**Your task:** Copy out every line in which the string "others" occurs.

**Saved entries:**
--------------------------------------------------

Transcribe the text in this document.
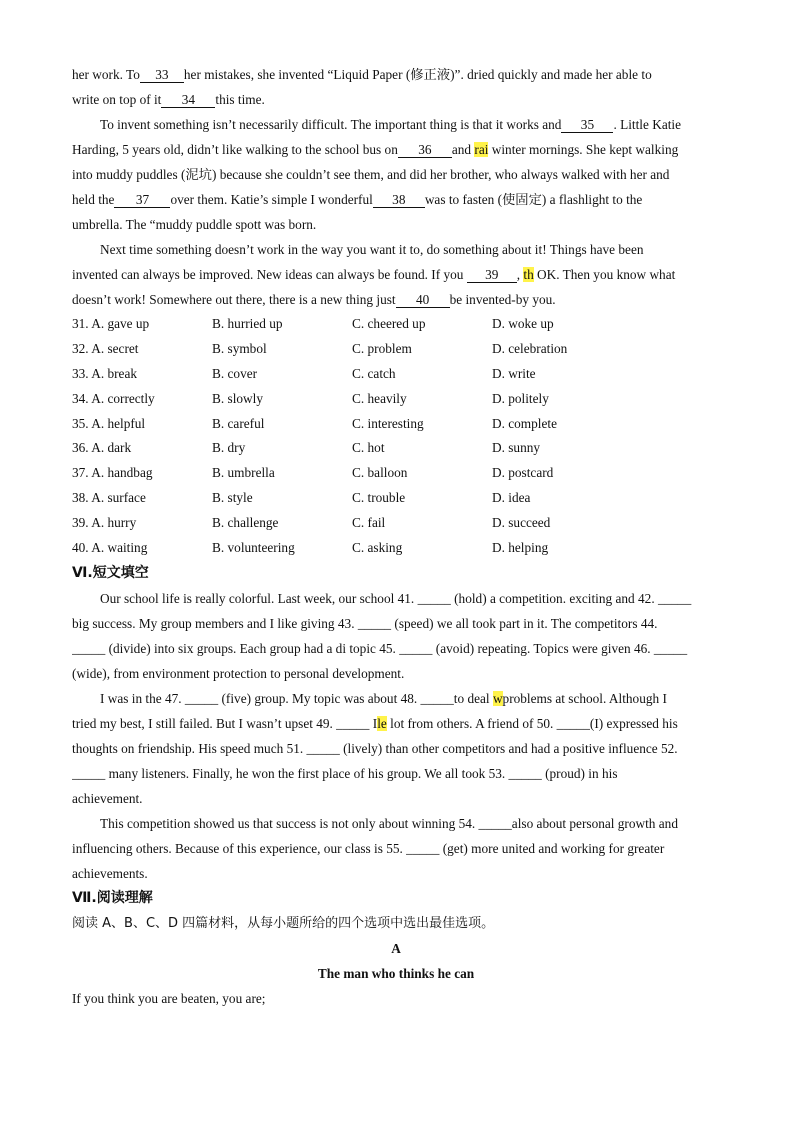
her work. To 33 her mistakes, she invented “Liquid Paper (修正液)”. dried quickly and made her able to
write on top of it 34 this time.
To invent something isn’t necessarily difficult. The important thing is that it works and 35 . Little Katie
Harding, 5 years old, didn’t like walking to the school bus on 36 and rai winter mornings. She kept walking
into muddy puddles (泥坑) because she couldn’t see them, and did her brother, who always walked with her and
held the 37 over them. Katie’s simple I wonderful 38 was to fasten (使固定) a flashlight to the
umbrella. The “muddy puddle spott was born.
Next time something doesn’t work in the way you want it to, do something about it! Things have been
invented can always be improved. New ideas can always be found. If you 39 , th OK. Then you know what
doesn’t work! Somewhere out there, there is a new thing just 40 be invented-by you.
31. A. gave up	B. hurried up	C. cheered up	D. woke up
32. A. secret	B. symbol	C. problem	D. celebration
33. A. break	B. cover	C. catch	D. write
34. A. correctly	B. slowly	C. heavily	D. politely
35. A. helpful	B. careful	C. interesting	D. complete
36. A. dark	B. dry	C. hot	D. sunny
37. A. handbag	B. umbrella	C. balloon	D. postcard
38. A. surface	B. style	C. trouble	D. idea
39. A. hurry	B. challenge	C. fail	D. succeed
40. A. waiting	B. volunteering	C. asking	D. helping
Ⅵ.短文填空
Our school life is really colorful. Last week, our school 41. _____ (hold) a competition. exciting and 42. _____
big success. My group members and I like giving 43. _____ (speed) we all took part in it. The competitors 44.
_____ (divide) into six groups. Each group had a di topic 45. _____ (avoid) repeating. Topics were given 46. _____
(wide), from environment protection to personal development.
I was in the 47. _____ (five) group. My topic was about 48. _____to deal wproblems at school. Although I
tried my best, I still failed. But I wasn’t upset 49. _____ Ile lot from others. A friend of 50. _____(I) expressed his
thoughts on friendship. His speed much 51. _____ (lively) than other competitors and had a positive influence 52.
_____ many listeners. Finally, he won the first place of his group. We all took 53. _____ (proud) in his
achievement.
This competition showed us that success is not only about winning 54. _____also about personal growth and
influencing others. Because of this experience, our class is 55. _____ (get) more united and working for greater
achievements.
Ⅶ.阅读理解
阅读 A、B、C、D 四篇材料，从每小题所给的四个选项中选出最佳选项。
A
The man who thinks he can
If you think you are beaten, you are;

--------------------------------------------------

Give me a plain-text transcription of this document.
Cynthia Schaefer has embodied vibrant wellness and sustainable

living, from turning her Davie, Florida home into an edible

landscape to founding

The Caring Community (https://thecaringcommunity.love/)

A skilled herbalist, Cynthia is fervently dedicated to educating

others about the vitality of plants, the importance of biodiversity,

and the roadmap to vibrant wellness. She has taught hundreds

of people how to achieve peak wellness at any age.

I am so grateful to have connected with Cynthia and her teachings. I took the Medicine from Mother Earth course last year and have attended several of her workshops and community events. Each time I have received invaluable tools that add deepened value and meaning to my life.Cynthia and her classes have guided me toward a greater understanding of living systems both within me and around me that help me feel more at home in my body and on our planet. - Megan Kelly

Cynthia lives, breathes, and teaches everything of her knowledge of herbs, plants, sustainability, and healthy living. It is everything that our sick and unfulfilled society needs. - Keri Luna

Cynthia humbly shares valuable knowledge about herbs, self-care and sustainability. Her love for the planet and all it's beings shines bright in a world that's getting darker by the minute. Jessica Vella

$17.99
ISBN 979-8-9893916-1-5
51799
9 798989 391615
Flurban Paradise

--------------------------------------------------

**Exercise solution:**
tried my best, I still failed. But I wasn’t upset 49. _____ Ile lot from others. A friend of 50. _____(I) expressed his
influencing others. Because of this experience, our class is 55. _____ (get) more united and working for greater
others about the vitality of plants, the importance of biodiversity,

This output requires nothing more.